Exercise brief:
Your task is to copy every record exactly.

━━━━━ Available data

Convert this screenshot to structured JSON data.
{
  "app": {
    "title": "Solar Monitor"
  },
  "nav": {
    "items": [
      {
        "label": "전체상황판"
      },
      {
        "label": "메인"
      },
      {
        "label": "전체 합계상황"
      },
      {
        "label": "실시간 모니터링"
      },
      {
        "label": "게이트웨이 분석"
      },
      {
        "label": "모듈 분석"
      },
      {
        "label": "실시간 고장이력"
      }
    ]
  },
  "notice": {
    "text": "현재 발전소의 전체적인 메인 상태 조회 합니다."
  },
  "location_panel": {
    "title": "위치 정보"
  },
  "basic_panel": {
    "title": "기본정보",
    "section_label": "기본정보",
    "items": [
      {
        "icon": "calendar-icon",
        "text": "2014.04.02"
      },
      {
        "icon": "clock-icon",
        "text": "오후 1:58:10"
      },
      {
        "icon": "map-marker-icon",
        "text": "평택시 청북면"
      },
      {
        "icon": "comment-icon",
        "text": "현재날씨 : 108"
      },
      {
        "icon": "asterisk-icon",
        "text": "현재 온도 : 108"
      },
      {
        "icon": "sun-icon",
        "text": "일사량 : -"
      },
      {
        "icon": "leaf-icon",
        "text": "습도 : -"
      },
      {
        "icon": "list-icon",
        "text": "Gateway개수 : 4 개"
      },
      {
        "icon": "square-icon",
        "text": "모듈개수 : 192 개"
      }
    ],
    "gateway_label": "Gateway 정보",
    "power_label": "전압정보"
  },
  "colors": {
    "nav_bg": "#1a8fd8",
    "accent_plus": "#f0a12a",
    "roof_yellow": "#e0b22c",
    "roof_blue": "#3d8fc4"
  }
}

━━━━━━━━━━

Solution to this exercise:
Convert this screenshot to structured JSON data.
{
  "app": {
    "title": "Solar Monitor"
  },
  "nav": {
    "items": [
      {
        "label": "전체상황판"
      },
      {
        "label": "메인"
      },
      {
        "label": "전체 합계상황"
      },
      {
        "label": "실시간 모니터링"
      },
      {
        "label": "게이트웨이 분석"
      },
      {
        "label": "모듈 분석"
      },
      {
        "label": "실시간 고장이력"
      }
    ]
  },
  "notice": {
    "text": "현재 발전소의 전체적인 메인 상태 조회 합니다."
  },
  "location_panel": {
    "title": "위치 정보"
  },
  "basic_panel": {
    "title": "기본정보",
    "section_label": "기본정보",
    "items": [
      {
        "icon": "calendar-icon",
        "text": "2014.04.02"
      },
      {
        "icon": "clock-icon",
        "text": "오후 1:58:10"
      },
      {
        "icon": "map-marker-icon",
        "text": "평택시 청북면"
      },
      {
        "icon": "comment-icon",
        "text": "현재날씨 : 108"
      },
      {
        "icon": "asterisk-icon",
        "text": "현재 온도 : 108"
      },
      {
        "icon": "sun-icon",
        "text": "일사량 : -"
      },
      {
        "icon": "leaf-icon",
        "text": "습도 : -"
      },
      {
        "icon": "list-icon",
        "text": "Gateway개수 : 4 개"
      },
      {
        "icon": "square-icon",
        "text": "모듈개수 : 192 개"
      }
    ],
    "gateway_label": "Gateway 정보",
    "power_label": "전압정보"
  },
  "colors": {
    "nav_bg": "#1a8fd8",
    "accent_plus": "#f0a12a",
    "roof_yellow": "#e0b22c",
    "roof_blue": "#3d8fc4"
  }
}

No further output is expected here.